Give the number of lines that include the word "each", and nothing else.
[START OF Exercise data]
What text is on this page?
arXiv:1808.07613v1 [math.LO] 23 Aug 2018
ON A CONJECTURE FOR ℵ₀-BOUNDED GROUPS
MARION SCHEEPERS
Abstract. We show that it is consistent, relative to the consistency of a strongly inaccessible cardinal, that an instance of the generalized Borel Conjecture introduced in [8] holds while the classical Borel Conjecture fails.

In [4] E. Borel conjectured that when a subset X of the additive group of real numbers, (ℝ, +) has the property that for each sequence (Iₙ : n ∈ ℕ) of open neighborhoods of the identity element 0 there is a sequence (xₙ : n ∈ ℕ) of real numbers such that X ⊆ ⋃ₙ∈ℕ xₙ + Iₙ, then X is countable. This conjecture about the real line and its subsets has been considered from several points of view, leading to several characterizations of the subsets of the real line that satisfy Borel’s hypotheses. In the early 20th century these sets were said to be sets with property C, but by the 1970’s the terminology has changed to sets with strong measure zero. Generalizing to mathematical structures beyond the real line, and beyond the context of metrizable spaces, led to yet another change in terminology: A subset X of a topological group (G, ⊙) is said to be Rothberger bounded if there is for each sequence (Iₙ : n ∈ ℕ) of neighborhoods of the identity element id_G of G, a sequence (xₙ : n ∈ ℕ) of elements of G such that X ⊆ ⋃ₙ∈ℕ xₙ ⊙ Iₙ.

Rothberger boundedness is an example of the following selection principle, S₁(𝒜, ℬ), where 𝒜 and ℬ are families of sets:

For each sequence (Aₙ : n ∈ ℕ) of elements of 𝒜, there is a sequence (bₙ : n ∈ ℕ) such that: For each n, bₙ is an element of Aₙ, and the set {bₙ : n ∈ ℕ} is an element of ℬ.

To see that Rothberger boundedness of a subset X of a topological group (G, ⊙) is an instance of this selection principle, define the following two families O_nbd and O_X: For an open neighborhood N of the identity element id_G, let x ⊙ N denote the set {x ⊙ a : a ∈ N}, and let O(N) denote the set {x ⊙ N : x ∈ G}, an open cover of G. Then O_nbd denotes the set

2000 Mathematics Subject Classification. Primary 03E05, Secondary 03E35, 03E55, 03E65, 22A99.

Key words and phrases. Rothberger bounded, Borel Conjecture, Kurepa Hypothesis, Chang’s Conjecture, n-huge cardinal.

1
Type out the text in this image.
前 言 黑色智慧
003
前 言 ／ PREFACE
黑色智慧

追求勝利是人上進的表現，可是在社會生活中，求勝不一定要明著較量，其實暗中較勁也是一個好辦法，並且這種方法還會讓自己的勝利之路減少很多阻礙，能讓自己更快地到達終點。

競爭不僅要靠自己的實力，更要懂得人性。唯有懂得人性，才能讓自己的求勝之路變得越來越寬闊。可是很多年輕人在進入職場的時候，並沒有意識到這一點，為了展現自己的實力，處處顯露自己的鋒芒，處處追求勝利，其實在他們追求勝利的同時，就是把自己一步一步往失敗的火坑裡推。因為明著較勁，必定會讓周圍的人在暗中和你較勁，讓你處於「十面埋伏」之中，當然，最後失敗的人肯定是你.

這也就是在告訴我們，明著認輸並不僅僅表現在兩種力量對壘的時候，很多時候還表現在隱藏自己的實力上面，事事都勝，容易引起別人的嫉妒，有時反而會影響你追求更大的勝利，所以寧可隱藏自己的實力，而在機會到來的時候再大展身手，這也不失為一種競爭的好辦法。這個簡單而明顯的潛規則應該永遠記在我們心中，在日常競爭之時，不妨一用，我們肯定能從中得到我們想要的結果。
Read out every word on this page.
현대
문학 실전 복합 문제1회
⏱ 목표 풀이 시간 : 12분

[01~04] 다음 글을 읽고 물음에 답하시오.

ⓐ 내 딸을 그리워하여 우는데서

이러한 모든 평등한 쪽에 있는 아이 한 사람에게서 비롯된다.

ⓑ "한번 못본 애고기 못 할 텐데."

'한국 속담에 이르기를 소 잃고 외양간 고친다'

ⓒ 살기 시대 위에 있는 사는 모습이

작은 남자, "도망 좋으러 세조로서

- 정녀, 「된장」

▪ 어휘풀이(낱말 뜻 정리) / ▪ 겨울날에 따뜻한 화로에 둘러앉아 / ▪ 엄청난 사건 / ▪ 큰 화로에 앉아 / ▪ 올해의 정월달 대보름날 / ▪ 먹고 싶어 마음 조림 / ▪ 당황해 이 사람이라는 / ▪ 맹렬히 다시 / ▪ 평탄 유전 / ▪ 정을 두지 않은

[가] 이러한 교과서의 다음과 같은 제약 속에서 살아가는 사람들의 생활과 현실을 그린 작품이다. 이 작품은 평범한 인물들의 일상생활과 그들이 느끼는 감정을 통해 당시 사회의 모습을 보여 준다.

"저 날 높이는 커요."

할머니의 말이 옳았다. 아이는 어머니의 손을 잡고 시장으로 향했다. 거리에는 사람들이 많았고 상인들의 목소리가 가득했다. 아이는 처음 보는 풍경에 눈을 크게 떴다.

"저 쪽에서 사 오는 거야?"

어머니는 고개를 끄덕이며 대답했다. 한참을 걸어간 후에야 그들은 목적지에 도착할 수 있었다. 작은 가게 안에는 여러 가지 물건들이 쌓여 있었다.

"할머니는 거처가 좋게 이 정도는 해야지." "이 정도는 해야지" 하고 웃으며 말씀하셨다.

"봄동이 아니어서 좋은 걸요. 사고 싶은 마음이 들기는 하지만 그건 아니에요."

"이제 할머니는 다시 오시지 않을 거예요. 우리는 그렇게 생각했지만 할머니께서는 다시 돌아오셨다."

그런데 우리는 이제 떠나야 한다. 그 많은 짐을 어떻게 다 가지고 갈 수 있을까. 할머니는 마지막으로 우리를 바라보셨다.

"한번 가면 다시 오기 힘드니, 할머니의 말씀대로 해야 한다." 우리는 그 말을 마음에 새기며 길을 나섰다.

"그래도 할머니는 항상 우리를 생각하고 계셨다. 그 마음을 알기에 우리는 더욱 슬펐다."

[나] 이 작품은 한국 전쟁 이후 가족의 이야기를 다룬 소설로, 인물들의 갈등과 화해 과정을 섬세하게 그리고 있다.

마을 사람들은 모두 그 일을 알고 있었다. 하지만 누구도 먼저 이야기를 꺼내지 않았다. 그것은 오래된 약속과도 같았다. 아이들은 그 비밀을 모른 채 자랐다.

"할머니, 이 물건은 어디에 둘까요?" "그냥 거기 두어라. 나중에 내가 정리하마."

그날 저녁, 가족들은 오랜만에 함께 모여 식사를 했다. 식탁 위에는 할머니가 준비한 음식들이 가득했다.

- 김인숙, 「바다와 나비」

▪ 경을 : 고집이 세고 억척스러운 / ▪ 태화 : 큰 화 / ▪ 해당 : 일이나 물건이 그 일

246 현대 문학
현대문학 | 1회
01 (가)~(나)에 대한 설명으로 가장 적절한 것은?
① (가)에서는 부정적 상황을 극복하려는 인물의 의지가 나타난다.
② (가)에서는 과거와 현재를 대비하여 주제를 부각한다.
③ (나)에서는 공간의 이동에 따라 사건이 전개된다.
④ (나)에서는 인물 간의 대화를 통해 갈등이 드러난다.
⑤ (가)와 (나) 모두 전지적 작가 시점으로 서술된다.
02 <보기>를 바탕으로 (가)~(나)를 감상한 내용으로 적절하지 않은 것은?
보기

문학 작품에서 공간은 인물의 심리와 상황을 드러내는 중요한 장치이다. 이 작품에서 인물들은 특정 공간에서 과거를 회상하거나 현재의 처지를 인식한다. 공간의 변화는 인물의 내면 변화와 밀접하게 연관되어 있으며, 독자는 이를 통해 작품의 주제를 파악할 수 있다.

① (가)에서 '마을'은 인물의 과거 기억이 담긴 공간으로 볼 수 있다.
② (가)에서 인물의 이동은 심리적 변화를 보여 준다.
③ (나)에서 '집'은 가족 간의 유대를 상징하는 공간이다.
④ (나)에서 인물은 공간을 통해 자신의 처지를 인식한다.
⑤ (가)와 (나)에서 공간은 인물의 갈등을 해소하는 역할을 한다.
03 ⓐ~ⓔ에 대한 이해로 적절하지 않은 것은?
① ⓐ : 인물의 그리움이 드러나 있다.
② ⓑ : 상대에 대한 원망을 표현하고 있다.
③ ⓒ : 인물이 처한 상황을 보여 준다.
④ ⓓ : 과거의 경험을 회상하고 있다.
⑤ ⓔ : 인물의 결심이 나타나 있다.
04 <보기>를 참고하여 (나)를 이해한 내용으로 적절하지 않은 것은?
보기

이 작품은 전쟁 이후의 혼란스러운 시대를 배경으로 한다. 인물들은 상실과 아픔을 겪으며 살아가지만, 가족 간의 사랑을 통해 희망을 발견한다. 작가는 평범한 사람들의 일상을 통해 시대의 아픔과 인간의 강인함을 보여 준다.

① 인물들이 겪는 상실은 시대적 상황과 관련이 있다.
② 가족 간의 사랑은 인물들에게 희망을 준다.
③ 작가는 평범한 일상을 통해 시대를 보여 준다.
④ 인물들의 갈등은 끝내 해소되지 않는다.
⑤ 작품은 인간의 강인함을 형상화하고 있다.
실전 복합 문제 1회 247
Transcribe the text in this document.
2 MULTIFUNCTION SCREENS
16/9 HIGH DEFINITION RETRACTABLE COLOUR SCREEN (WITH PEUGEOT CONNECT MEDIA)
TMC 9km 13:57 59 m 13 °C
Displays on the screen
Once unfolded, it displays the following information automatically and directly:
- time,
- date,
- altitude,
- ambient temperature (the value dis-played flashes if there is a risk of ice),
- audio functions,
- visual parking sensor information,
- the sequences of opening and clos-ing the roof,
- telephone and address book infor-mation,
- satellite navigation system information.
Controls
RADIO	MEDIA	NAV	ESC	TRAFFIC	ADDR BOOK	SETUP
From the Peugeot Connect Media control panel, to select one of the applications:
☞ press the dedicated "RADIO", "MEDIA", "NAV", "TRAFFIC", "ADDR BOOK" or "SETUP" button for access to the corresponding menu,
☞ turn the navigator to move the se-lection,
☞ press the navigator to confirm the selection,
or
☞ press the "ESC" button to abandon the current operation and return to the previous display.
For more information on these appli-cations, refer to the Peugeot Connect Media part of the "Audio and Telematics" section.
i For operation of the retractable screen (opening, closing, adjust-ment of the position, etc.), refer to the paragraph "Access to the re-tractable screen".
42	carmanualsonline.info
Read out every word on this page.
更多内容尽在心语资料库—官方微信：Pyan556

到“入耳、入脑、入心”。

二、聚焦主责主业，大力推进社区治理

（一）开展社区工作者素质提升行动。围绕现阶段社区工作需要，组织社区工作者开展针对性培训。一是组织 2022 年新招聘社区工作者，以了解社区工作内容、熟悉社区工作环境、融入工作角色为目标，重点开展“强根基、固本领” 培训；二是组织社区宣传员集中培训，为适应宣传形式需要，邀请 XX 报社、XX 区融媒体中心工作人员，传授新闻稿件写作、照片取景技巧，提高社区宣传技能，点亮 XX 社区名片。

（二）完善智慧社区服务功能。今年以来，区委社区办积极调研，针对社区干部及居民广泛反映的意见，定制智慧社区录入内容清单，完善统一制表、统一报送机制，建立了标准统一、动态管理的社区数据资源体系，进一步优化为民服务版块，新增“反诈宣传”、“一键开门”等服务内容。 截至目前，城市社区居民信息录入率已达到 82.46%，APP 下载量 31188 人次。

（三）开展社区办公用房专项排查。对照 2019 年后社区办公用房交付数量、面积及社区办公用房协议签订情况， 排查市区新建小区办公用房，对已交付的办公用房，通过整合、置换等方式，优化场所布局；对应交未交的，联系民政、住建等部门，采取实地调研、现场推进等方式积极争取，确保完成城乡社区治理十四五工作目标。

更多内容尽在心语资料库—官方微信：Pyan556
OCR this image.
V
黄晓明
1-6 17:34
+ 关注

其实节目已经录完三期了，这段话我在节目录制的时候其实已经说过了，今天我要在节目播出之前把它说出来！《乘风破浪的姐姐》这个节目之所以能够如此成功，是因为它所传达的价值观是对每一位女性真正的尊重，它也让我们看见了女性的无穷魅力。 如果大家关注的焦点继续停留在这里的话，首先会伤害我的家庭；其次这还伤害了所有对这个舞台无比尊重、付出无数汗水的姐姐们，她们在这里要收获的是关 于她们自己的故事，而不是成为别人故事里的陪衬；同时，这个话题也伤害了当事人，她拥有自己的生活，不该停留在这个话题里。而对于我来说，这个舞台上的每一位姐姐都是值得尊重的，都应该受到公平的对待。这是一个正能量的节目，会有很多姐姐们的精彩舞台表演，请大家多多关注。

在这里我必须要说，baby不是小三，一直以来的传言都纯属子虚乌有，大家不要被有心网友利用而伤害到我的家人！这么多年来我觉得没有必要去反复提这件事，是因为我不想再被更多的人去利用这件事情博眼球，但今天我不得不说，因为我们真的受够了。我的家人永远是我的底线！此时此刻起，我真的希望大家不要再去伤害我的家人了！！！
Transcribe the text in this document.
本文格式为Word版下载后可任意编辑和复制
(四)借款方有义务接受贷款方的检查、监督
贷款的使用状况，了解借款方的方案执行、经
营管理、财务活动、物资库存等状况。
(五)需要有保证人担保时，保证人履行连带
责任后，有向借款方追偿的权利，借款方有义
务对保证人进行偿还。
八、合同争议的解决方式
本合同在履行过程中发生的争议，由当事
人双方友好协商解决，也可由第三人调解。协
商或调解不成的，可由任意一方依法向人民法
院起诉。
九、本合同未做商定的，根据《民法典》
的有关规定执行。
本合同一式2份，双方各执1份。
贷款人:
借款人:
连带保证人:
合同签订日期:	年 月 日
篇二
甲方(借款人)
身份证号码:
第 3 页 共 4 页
[END OF Exercise data]
Solution to this exercise
2